__Exercise__
Copy each line below in which the string "comer" occurs.

==== Rows ====

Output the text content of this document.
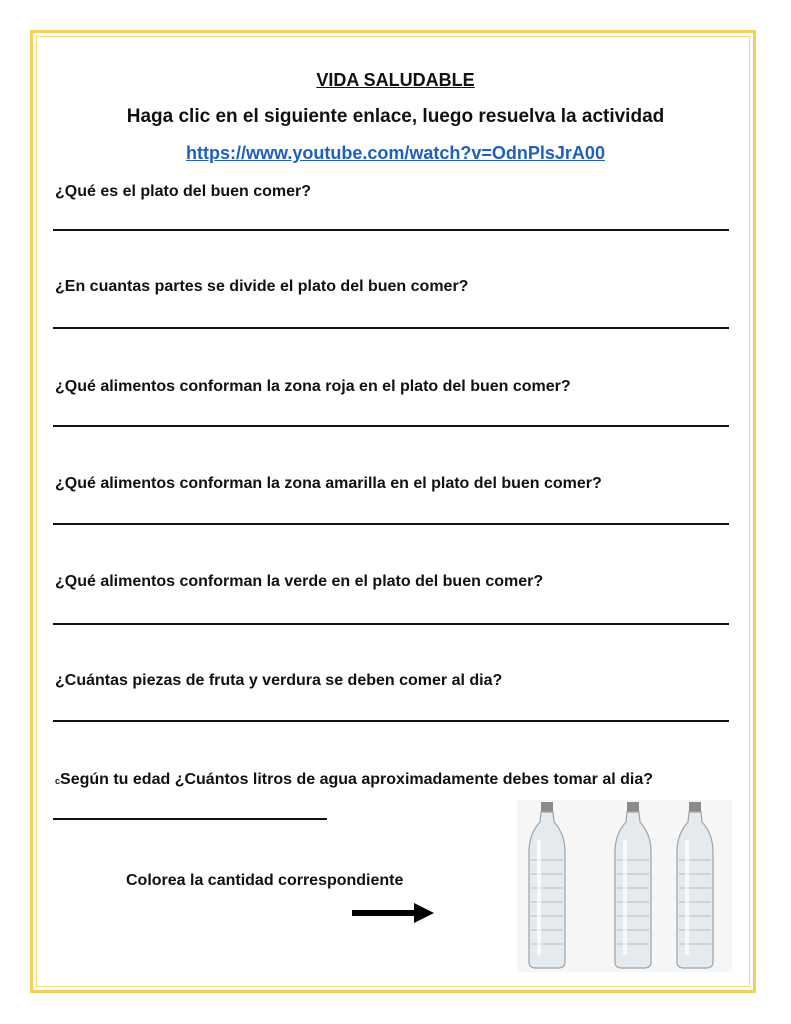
VIDA SALUDABLE
Haga clic en el siguiente enlace, luego resuelva la actividad
https://www.youtube.com/watch?v=OdnPlsJrA00
¿Qué es el plato del buen comer?
¿En cuantas partes se divide el plato del buen comer?
¿Qué alimentos conforman la zona roja en el plato del buen comer?
¿Qué alimentos conforman la zona amarilla en el plato del buen comer?
¿Qué alimentos conforman la verde en el plato del buen comer?
¿Cuántas piezas de fruta y verdura se deben comer al dia?
cSegún tu edad ¿Cuántos litros de agua aproximadamente debes tomar al dia?
Colorea la cantidad correspondiente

====

__Exercise answer__
¿Qué es el plato del buen comer?
¿En cuantas partes se divide el plato del buen comer?
¿Qué alimentos conforman la zona roja en el plato del buen comer?
¿Qué alimentos conforman la zona amarilla en el plato del buen comer?
¿Qué alimentos conforman la verde en el plato del buen comer?
¿Cuántas piezas de fruta y verdura se deben comer al dia?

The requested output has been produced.